— start —

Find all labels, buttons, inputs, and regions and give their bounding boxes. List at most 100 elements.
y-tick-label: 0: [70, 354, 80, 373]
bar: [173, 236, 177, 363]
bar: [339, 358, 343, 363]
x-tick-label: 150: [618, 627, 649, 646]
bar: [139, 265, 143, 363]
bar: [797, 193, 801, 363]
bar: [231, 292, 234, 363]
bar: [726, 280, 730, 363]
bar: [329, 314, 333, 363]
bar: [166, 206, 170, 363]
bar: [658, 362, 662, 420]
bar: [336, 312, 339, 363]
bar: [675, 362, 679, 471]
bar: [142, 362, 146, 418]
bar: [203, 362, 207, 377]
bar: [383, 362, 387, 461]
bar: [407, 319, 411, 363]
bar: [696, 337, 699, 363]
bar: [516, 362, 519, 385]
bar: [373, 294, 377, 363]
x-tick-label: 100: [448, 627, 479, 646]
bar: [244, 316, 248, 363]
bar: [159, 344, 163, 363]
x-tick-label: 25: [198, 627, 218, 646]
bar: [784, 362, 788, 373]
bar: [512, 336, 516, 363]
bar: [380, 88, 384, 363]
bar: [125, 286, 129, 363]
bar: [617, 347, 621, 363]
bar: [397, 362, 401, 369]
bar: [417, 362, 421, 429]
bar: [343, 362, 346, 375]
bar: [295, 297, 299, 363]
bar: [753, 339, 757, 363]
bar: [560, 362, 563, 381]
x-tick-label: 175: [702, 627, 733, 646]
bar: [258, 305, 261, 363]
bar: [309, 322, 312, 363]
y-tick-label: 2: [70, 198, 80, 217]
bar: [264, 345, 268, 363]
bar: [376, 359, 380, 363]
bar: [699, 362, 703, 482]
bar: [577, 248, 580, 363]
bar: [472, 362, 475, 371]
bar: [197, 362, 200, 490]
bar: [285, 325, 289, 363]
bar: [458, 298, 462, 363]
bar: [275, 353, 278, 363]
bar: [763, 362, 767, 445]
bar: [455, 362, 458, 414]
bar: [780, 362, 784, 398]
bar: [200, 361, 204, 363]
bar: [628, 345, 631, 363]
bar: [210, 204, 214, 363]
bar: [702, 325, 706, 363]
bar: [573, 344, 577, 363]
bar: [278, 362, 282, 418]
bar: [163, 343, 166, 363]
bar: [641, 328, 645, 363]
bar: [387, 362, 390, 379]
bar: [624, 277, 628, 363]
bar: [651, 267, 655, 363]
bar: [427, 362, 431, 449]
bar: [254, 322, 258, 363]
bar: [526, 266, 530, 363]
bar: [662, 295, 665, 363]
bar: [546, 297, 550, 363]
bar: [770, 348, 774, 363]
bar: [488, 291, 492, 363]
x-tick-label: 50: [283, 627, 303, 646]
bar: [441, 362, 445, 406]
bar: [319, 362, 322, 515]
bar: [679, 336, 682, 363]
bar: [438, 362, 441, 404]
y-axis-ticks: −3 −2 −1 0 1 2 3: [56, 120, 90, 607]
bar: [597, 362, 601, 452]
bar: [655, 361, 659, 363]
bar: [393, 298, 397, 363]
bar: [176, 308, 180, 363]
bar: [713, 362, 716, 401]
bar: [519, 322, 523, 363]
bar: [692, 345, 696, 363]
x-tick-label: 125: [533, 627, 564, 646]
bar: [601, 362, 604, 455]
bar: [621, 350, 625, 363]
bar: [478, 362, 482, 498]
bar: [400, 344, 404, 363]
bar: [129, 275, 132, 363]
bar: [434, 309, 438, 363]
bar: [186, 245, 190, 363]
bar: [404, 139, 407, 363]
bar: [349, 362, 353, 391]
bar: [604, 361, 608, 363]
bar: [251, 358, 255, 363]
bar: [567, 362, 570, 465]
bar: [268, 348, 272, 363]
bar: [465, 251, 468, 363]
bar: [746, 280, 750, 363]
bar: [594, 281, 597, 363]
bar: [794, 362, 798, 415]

— end —

## Task to complete
Reproduce the entries above without any change. Begin at the first line and stop after the line that contains "bar: [159, 344, 163, 363]", including that line.

## Complete answer
Find all labels, buttons, inputs, and regions and give their bounding boxes. List at most 100 elements.
y-tick-label: 0: [70, 354, 80, 373]
bar: [173, 236, 177, 363]
bar: [339, 358, 343, 363]
x-tick-label: 150: [618, 627, 649, 646]
bar: [139, 265, 143, 363]
bar: [797, 193, 801, 363]
bar: [231, 292, 234, 363]
bar: [726, 280, 730, 363]
bar: [329, 314, 333, 363]
bar: [166, 206, 170, 363]
bar: [658, 362, 662, 420]
bar: [336, 312, 339, 363]
bar: [675, 362, 679, 471]
bar: [142, 362, 146, 418]
bar: [203, 362, 207, 377]
bar: [383, 362, 387, 461]
bar: [407, 319, 411, 363]
bar: [696, 337, 699, 363]
bar: [516, 362, 519, 385]
bar: [373, 294, 377, 363]
x-tick-label: 100: [448, 627, 479, 646]
bar: [244, 316, 248, 363]
bar: [159, 344, 163, 363]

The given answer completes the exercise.